- Data for the task -

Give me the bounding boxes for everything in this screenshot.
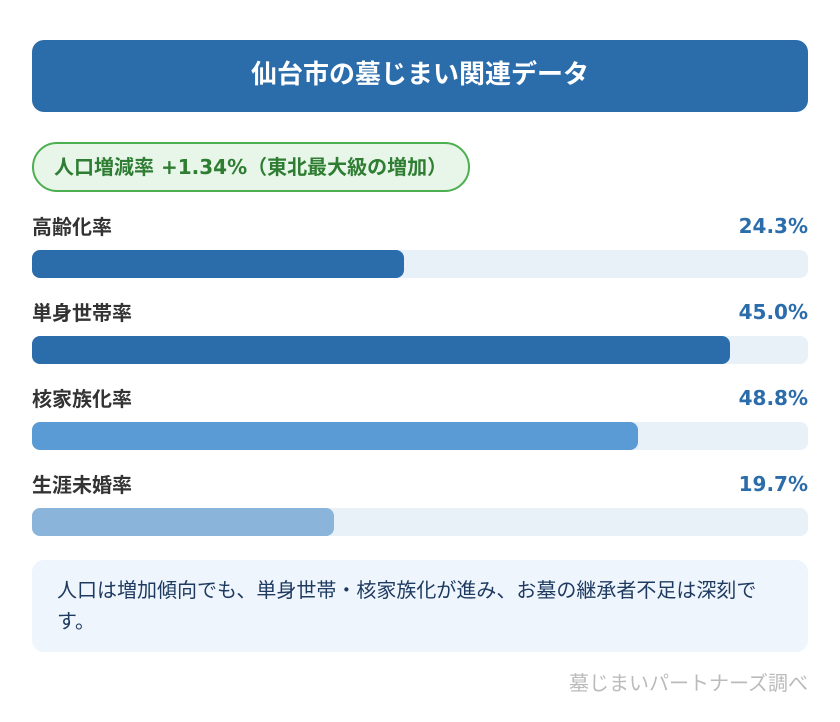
label: lifetime unmarried rate: 生涯未婚率	[32, 473, 132, 497]
title banner: 仙台市の墓じまい関連データ	[251, 60, 589, 90]
note panel: 人口は増加傾向でも、単身世帯・核家族化が進み、お墓の継承者不足は深刻です。	[57, 578, 756, 633]
label: nuclear family rate: 核家族化率	[32, 387, 132, 411]
label: single household rate: 単身世帯率	[32, 301, 132, 325]
value: nuclear family rate: 48.8%	[739, 386, 808, 410]
value: aging rate: 24.3%	[739, 214, 808, 238]
bar: single household rate	[32, 336, 808, 364]
value: single household rate: 45.0%	[739, 300, 808, 324]
bar: aging rate	[32, 250, 808, 278]
value: lifetime unmarried rate: 19.7%	[739, 472, 808, 496]
badge: population change	[32, 142, 470, 192]
bar: nuclear family rate	[32, 422, 808, 450]
badge: population change: 人口増減率 +1.34%（東北最大級の増加）	[54, 155, 447, 179]
source credit: 墓じまいパートナーズ調べ	[569, 671, 808, 695]
label: aging rate: 高齢化率	[32, 215, 112, 239]
title banner	[32, 40, 808, 112]
note panel	[32, 560, 808, 652]
bar: lifetime unmarried rate	[32, 508, 808, 536]
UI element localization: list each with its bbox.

- Task description -
Could you copy every line of the records above character for character, leaving out the pictures?

- Exercise solution -
Give me the bounding boxes for everything in this screenshot.
label: lifetime unmarried rate: 生涯未婚率	[32, 473, 132, 497]
title banner: 仙台市の墓じまい関連データ	[251, 60, 589, 90]
note panel: 人口は増加傾向でも、単身世帯・核家族化が進み、お墓の継承者不足は深刻です。	[57, 578, 756, 633]
label: nuclear family rate: 核家族化率	[32, 387, 132, 411]
label: single household rate: 単身世帯率	[32, 301, 132, 325]
value: nuclear family rate: 48.8%	[739, 386, 808, 410]
value: aging rate: 24.3%	[739, 214, 808, 238]
bar: single household rate	[32, 336, 808, 364]
value: single household rate: 45.0%	[739, 300, 808, 324]
bar: aging rate	[32, 250, 808, 278]
value: lifetime unmarried rate: 19.7%	[739, 472, 808, 496]
badge: population change	[32, 142, 470, 192]
bar: nuclear family rate	[32, 422, 808, 450]
badge: population change: 人口増減率 +1.34%（東北最大級の増加）	[54, 155, 447, 179]
source credit: 墓じまいパートナーズ調べ	[569, 671, 808, 695]
label: aging rate: 高齢化率	[32, 215, 112, 239]
title banner	[32, 40, 808, 112]
note panel	[32, 560, 808, 652]
bar: lifetime unmarried rate	[32, 508, 808, 536]
UI element localization: list each with its bbox.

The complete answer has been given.